WORK TO BE COMPLETED – Starting with the line with "What elements are" and going on through the line with "431, 509, 455]", change every "x-tick-label" to "x-tick" and give those lines again with nothing else altered.

begin

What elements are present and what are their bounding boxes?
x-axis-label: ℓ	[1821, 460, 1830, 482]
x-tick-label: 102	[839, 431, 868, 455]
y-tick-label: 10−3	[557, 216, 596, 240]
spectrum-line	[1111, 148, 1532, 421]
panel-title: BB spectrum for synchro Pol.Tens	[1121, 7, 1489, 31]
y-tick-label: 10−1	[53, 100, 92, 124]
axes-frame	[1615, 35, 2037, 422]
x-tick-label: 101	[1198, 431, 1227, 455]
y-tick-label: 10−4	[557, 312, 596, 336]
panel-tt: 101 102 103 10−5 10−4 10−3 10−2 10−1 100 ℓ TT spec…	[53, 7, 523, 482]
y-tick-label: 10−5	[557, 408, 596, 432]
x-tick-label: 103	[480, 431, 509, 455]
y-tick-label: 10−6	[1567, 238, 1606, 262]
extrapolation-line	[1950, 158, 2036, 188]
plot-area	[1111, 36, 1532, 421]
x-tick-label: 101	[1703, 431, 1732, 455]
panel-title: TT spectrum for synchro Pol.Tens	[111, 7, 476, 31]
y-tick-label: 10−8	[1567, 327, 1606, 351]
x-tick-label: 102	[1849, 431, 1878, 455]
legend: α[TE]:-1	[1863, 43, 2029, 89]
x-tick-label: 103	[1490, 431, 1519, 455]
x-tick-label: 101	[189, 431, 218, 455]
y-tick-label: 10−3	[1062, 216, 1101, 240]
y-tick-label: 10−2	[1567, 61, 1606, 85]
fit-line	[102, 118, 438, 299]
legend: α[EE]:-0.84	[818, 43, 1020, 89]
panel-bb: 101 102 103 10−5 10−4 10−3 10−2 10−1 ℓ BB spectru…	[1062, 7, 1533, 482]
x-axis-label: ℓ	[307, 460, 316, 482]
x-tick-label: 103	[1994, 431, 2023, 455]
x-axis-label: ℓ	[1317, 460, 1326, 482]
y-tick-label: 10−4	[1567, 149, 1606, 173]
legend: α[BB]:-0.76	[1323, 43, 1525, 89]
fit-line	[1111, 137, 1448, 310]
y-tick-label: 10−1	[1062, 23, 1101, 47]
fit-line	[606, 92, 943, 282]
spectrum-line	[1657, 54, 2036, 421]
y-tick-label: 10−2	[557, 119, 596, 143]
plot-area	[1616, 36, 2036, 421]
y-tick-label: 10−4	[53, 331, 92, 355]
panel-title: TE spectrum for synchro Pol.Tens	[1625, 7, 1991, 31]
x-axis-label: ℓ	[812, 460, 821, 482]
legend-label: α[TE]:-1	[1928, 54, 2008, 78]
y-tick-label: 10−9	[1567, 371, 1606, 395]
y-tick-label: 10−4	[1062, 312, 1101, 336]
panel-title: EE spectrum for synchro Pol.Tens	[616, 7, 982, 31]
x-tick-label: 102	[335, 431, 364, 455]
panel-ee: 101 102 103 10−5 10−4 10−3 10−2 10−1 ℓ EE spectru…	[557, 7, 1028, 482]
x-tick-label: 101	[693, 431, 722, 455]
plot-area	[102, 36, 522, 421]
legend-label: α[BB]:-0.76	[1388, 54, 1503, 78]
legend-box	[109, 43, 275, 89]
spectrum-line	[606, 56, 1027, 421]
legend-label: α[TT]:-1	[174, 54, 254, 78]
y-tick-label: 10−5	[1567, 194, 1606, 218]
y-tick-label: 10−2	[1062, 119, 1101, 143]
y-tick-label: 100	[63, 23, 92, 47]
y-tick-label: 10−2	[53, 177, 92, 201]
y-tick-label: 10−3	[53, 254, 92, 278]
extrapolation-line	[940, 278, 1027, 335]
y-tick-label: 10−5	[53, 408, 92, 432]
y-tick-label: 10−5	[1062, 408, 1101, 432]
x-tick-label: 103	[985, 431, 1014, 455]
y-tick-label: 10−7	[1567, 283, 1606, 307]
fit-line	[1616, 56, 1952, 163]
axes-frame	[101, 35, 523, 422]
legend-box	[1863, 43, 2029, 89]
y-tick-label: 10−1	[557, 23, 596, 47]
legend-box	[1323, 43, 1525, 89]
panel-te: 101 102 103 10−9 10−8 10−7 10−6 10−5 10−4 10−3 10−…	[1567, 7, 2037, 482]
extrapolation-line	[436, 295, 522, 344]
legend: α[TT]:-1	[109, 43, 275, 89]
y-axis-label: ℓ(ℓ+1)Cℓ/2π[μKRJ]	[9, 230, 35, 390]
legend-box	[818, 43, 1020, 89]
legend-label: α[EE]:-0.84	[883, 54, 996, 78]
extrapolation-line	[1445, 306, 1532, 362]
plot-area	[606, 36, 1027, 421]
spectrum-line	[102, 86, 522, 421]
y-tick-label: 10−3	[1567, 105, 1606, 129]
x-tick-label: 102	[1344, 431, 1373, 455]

end
begin

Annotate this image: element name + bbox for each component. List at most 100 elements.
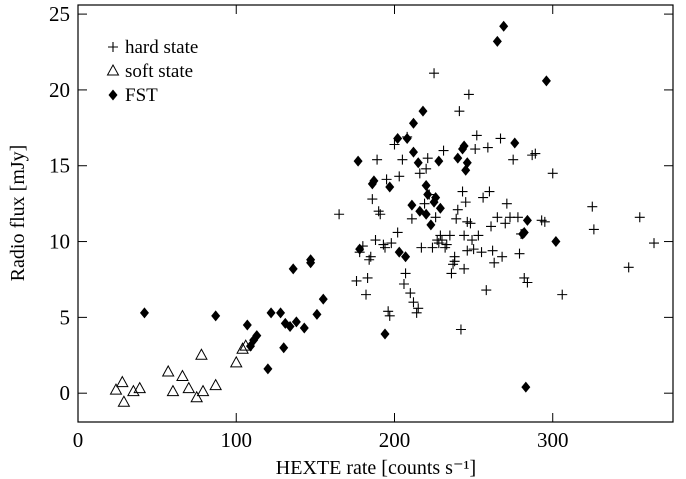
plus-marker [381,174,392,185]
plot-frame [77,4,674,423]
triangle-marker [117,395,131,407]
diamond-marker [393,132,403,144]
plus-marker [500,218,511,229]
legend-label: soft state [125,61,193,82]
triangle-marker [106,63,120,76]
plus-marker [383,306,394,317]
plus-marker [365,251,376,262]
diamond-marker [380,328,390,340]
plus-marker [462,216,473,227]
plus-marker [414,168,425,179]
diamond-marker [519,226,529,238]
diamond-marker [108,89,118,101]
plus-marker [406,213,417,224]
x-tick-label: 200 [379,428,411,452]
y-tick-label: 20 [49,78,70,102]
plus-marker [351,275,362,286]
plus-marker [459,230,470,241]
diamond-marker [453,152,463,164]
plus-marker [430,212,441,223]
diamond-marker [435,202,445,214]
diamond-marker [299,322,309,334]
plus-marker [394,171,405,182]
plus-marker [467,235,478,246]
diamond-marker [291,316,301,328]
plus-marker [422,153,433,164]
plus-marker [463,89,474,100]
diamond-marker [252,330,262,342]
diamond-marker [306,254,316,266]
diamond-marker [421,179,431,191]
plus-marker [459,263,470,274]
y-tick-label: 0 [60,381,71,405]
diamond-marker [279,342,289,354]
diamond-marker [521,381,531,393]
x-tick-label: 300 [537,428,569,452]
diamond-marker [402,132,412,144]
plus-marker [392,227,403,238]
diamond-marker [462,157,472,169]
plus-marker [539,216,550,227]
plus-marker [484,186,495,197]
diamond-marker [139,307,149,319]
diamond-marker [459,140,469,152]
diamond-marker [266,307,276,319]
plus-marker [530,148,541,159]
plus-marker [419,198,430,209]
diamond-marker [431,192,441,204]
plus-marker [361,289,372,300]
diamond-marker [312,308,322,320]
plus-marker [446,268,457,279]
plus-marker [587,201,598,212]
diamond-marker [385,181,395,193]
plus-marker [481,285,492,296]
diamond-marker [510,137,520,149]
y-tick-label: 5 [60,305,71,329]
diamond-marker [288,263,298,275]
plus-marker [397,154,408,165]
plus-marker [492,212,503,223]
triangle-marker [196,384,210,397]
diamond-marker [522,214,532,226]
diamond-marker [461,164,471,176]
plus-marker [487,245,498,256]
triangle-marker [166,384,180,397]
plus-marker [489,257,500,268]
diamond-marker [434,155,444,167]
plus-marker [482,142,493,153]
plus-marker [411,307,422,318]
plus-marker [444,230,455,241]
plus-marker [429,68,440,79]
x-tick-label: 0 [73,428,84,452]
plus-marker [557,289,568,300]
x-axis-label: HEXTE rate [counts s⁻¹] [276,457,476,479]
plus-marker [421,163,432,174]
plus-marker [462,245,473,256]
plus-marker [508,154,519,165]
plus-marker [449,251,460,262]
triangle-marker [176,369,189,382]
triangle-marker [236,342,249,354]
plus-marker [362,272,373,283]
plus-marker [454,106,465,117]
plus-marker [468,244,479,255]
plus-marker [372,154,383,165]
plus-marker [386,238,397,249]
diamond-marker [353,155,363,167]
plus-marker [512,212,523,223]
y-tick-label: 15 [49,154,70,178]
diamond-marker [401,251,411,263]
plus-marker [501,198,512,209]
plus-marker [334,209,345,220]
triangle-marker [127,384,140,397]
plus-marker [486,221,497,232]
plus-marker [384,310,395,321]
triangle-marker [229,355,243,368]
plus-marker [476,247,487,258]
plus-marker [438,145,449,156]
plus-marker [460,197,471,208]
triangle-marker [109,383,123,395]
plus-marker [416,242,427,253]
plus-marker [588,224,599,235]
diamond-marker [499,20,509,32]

end

SOLVED PROBLEM –
What elements are present and what are their bounding boxes?
x-axis-label: ℓ	[1821, 460, 1830, 482]
x-tick: 102	[839, 431, 868, 455]
y-tick-label: 10−3	[557, 216, 596, 240]
spectrum-line	[1111, 148, 1532, 421]
panel-title: BB spectrum for synchro Pol.Tens	[1121, 7, 1489, 31]
y-tick-label: 10−1	[53, 100, 92, 124]
axes-frame	[1615, 35, 2037, 422]
x-tick: 101	[1198, 431, 1227, 455]
y-tick-label: 10−4	[557, 312, 596, 336]
panel-tt: 101 102 103 10−5 10−4 10−3 10−2 10−1 100 ℓ TT spec…	[53, 7, 523, 482]
y-tick-label: 10−5	[557, 408, 596, 432]
x-tick: 103	[480, 431, 509, 455]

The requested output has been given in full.